DESCRIPTION OF THE TASK: Transcribe all the entries word for word, omitting any pictures they contain.

%%

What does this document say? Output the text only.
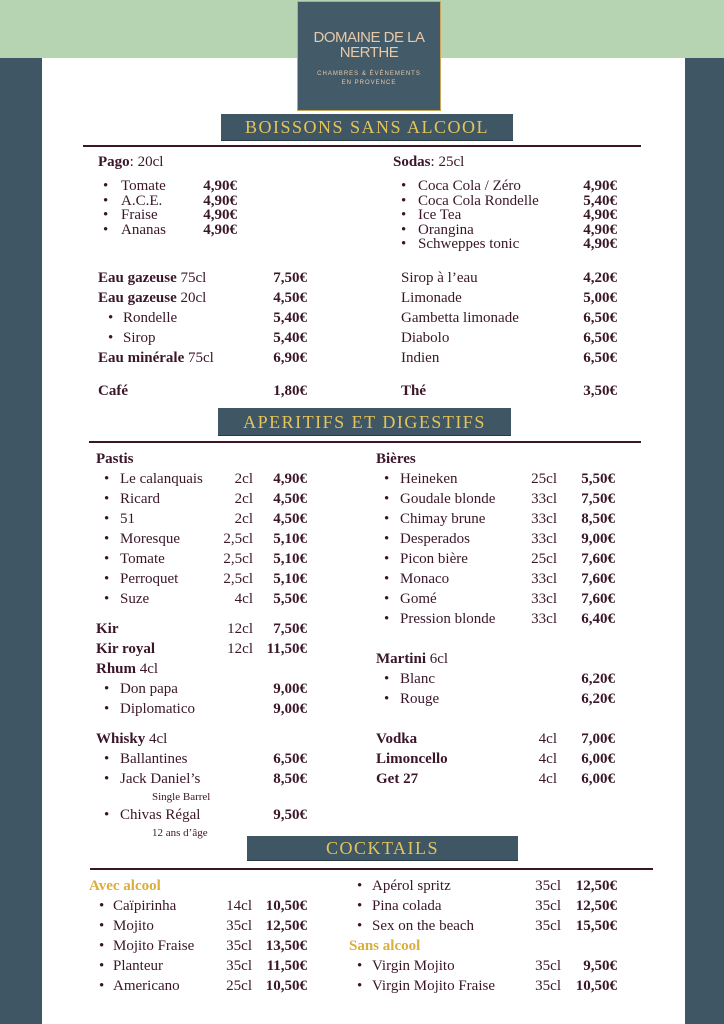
DOMAINE DE LA
NERTHE
CHAMBRES & ÉVÉNEMENTS
EN PROVENCE
BOISSONS SANS ALCOOL
APERITIFS ET DIGESTIFS
COCKTAILS
Pago: 20cl
• Tomate 4,90€
• A.C.E.	4,90€
• Fraise	4,90€
• Ananas 4,90€
Sodas: 25cl
• Coca Cola / Zéro	4,90€
• Coca Cola Rondelle	5,40€
• Ice Tea	4,90€
• Orangina	4,90€
• Schweppes tonic	4,90€
Eau gazeuse 75cl	7,50€
Eau gazeuse 20cl	4,50€
• Rondelle	5,40€
• Sirop	5,40€
Eau minérale 75cl	6,90€
Café	1,80€
Sirop à l’eau	4,20€
Limonade	5,00€
Gambetta limonade	6,50€
Diabolo	6,50€
Indien	6,50€
Thé	3,50€
Pastis
• Le calanquais 2cl 4,90€
• Ricard	2cl 4,50€
• 51	2cl 4,50€
• Moresque	2,5cl 5,10€
• Tomate	2,5cl 5,10€
• Perroquet	2,5cl 5,10€
• Suze	4cl 5,50€
Kir	12cl 7,50€
Kir royal	12cl 11,50€
Rhum 4cl
• Don papa	9,00€
• Diplomatico	9,00€
Whisky 4cl
• Ballantines	6,50€
• Jack Daniel’s	8,50€
Single Barrel
• Chivas Régal	9,50€
12 ans d’âge
Bières
• Heineken	25cl 5,50€
• Goudale blonde 33cl 7,50€
• Chimay brune	33cl 8,50€
• Desperados	33cl 9,00€
• Picon bière	25cl 7,60€
• Monaco	33cl 7,60€
• Gomé	33cl 7,60€
• Pression blonde 33cl 6,40€
Martini 6cl
• Blanc	6,20€
• Rouge	6,20€
Vodka	4cl 7,00€
Limoncello	4cl 6,00€
Get 27	4cl 6,00€
Avec alcool
• Caïpirinha	14cl 10,50€
• Mojito	35cl 12,50€
• Mojito Fraise 35cl 13,50€
• Planteur	35cl 11,50€
• Americano	25cl 10,50€
• Apérol spritz	35cl 12,50€
• Pina colada	35cl 12,50€
• Sex on the beach	35cl 15,50€
Sans alcool
• Virgin Mojito	35cl 9,50€
• Virgin Mojito Fraise	35cl 10,50€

%%

EXPECTED ANSWER:
What does this document say? Output the text only.
DOMAINE DE LA
NERTHE
CHAMBRES & ÉVÉNEMENTS
EN PROVENCE
BOISSONS SANS ALCOOL
APERITIFS ET DIGESTIFS
COCKTAILS
Pago: 20cl
• Tomate 4,90€
• A.C.E.	4,90€
• Fraise	4,90€
• Ananas 4,90€
Sodas: 25cl
• Coca Cola / Zéro	4,90€
• Coca Cola Rondelle	5,40€
• Ice Tea	4,90€
• Orangina	4,90€
• Schweppes tonic	4,90€
Eau gazeuse 75cl	7,50€
Eau gazeuse 20cl	4,50€
• Rondelle	5,40€
• Sirop	5,40€
Eau minérale 75cl	6,90€
Café	1,80€
Sirop à l’eau	4,20€
Limonade	5,00€
Gambetta limonade	6,50€
Diabolo	6,50€
Indien	6,50€
Thé	3,50€
Pastis
• Le calanquais 2cl 4,90€
• Ricard	2cl 4,50€
• 51	2cl 4,50€
• Moresque	2,5cl 5,10€
• Tomate	2,5cl 5,10€
• Perroquet	2,5cl 5,10€
• Suze	4cl 5,50€
Kir	12cl 7,50€
Kir royal	12cl 11,50€
Rhum 4cl
• Don papa	9,00€
• Diplomatico	9,00€
Whisky 4cl
• Ballantines	6,50€
• Jack Daniel’s	8,50€
Single Barrel
• Chivas Régal	9,50€
12 ans d’âge
Bières
• Heineken	25cl 5,50€
• Goudale blonde 33cl 7,50€
• Chimay brune	33cl 8,50€
• Desperados	33cl 9,00€
• Picon bière	25cl 7,60€
• Monaco	33cl 7,60€
• Gomé	33cl 7,60€
• Pression blonde 33cl 6,40€
Martini 6cl
• Blanc	6,20€
• Rouge	6,20€
Vodka	4cl 7,00€
Limoncello	4cl 6,00€
Get 27	4cl 6,00€
Avec alcool
• Caïpirinha	14cl 10,50€
• Mojito	35cl 12,50€
• Mojito Fraise 35cl 13,50€
• Planteur	35cl 11,50€
• Americano	25cl 10,50€
• Apérol spritz	35cl 12,50€
• Pina colada	35cl 12,50€
• Sex on the beach	35cl 15,50€
Sans alcool
• Virgin Mojito	35cl 9,50€
• Virgin Mojito Fraise	35cl 10,50€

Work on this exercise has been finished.